(Element box material)
··········
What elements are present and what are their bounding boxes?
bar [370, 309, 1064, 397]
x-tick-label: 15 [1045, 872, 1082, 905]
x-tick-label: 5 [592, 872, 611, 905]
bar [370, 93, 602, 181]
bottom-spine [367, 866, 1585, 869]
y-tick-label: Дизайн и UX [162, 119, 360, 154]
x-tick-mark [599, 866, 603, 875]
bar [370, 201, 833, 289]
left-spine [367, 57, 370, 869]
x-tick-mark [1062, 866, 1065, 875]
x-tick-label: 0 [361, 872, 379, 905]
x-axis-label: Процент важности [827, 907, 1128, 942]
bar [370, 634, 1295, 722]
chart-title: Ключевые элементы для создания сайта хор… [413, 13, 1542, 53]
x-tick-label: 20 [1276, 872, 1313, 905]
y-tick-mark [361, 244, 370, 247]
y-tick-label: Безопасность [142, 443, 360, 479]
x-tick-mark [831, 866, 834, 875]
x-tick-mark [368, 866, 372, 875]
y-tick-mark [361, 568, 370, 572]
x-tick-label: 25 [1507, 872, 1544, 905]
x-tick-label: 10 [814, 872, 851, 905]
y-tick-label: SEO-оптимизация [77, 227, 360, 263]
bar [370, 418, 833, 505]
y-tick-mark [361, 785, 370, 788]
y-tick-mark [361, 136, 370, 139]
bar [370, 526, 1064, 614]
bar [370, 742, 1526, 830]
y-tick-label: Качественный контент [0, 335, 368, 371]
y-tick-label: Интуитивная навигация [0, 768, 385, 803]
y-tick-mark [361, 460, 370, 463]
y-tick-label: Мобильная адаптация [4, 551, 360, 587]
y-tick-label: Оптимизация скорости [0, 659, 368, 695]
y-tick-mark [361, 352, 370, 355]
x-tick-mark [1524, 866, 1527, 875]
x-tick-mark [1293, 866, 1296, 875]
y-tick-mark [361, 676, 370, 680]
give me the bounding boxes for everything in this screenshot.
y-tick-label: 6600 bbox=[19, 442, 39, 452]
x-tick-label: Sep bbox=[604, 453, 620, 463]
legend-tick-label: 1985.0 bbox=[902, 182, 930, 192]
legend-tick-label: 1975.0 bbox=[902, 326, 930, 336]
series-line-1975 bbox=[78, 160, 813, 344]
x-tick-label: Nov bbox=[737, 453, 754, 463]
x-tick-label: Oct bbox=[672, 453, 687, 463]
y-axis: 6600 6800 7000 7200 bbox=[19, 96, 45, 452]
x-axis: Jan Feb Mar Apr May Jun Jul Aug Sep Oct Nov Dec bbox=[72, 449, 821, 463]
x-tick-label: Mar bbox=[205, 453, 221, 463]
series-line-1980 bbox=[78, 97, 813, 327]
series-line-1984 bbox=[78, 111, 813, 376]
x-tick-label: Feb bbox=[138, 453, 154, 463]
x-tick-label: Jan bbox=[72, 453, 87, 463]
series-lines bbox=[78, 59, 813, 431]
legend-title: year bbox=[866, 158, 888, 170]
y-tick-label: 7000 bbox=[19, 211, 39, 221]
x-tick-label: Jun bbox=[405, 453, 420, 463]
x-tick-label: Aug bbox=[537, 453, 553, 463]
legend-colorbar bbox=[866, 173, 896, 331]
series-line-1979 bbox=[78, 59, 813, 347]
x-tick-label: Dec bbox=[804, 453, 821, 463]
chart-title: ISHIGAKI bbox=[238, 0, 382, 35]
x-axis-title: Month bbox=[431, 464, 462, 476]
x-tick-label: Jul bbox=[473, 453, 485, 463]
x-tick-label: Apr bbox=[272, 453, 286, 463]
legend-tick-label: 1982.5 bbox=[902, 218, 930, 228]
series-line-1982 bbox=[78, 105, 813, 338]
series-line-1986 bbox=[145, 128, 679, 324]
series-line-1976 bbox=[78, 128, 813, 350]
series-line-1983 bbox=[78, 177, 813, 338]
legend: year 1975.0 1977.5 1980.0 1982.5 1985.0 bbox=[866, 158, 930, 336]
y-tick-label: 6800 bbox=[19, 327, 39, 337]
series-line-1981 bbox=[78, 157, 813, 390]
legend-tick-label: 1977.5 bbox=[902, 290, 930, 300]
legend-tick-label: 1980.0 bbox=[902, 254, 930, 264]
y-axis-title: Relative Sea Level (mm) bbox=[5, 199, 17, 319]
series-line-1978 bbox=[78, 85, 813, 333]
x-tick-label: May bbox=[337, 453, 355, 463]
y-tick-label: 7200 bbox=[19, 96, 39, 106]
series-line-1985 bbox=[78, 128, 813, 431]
··········
* _Written task_
Copy every line of the material above without changing anything.

* _Expected output_
What elements are present and what are their bounding boxes?
bar [370, 309, 1064, 397]
x-tick-label: 15 [1045, 872, 1082, 905]
x-tick-label: 5 [592, 872, 611, 905]
bar [370, 93, 602, 181]
bottom-spine [367, 866, 1585, 869]
y-tick-label: Дизайн и UX [162, 119, 360, 154]
x-tick-mark [599, 866, 603, 875]
bar [370, 201, 833, 289]
left-spine [367, 57, 370, 869]
x-tick-mark [1062, 866, 1065, 875]
x-tick-label: 0 [361, 872, 379, 905]
x-axis-label: Процент важности [827, 907, 1128, 942]
bar [370, 634, 1295, 722]
chart-title: Ключевые элементы для создания сайта хор… [413, 13, 1542, 53]
x-tick-label: 20 [1276, 872, 1313, 905]
y-tick-mark [361, 244, 370, 247]
y-tick-label: Безопасность [142, 443, 360, 479]
x-tick-mark [831, 866, 834, 875]
x-tick-mark [368, 866, 372, 875]
y-tick-mark [361, 568, 370, 572]
x-tick-label: 25 [1507, 872, 1544, 905]
x-tick-label: 10 [814, 872, 851, 905]
y-tick-label: SEO-оптимизация [77, 227, 360, 263]
bar [370, 418, 833, 505]
y-tick-mark [361, 785, 370, 788]
y-tick-mark [361, 136, 370, 139]
bar [370, 526, 1064, 614]
bar [370, 742, 1526, 830]
y-tick-label: Качественный контент [0, 335, 368, 371]
y-tick-label: Интуитивная навигация [0, 768, 385, 803]
y-tick-mark [361, 460, 370, 463]
y-tick-label: Мобильная адаптация [4, 551, 360, 587]
y-tick-label: Оптимизация скорости [0, 659, 368, 695]
y-tick-mark [361, 352, 370, 355]
x-tick-mark [1524, 866, 1527, 875]
x-tick-mark [1293, 866, 1296, 875]
y-tick-mark [361, 676, 370, 680]
give me the bounding boxes for everything in this screenshot.
y-tick-label: 6600 bbox=[19, 442, 39, 452]
x-tick-label: Sep bbox=[604, 453, 620, 463]
legend-tick-label: 1985.0 bbox=[902, 182, 930, 192]
legend-tick-label: 1975.0 bbox=[902, 326, 930, 336]
series-line-1975 bbox=[78, 160, 813, 344]
x-tick-label: Nov bbox=[737, 453, 754, 463]
x-tick-label: Oct bbox=[672, 453, 687, 463]
y-axis: 6600 6800 7000 7200 bbox=[19, 96, 45, 452]
x-axis: Jan Feb Mar Apr May Jun Jul Aug Sep Oct Nov Dec bbox=[72, 449, 821, 463]
x-tick-label: Mar bbox=[205, 453, 221, 463]
series-line-1980 bbox=[78, 97, 813, 327]
series-line-1984 bbox=[78, 111, 813, 376]
x-tick-label: Feb bbox=[138, 453, 154, 463]
x-tick-label: Jan bbox=[72, 453, 87, 463]
series-lines bbox=[78, 59, 813, 431]
legend-title: year bbox=[866, 158, 888, 170]
y-tick-label: 7000 bbox=[19, 211, 39, 221]
x-tick-label: Jun bbox=[405, 453, 420, 463]
x-tick-label: Aug bbox=[537, 453, 553, 463]
legend-colorbar bbox=[866, 173, 896, 331]
series-line-1979 bbox=[78, 59, 813, 347]
x-tick-label: Dec bbox=[804, 453, 821, 463]
chart-title: ISHIGAKI bbox=[238, 0, 382, 35]
x-axis-title: Month bbox=[431, 464, 462, 476]
x-tick-label: Jul bbox=[473, 453, 485, 463]
x-tick-label: Apr bbox=[272, 453, 286, 463]
legend-tick-label: 1982.5 bbox=[902, 218, 930, 228]
series-line-1982 bbox=[78, 105, 813, 338]
series-line-1986 bbox=[145, 128, 679, 324]
series-line-1976 bbox=[78, 128, 813, 350]
series-line-1983 bbox=[78, 177, 813, 338]
legend: year 1975.0 1977.5 1980.0 1982.5 1985.0 bbox=[866, 158, 930, 336]
y-tick-label: 6800 bbox=[19, 327, 39, 337]
series-line-1981 bbox=[78, 157, 813, 390]
legend-tick-label: 1977.5 bbox=[902, 290, 930, 300]
legend-tick-label: 1980.0 bbox=[902, 254, 930, 264]
y-axis-title: Relative Sea Level (mm) bbox=[5, 199, 17, 319]
series-line-1978 bbox=[78, 85, 813, 333]
x-tick-label: May bbox=[337, 453, 355, 463]
y-tick-label: 7200 bbox=[19, 96, 39, 106]
series-line-1985 bbox=[78, 128, 813, 431]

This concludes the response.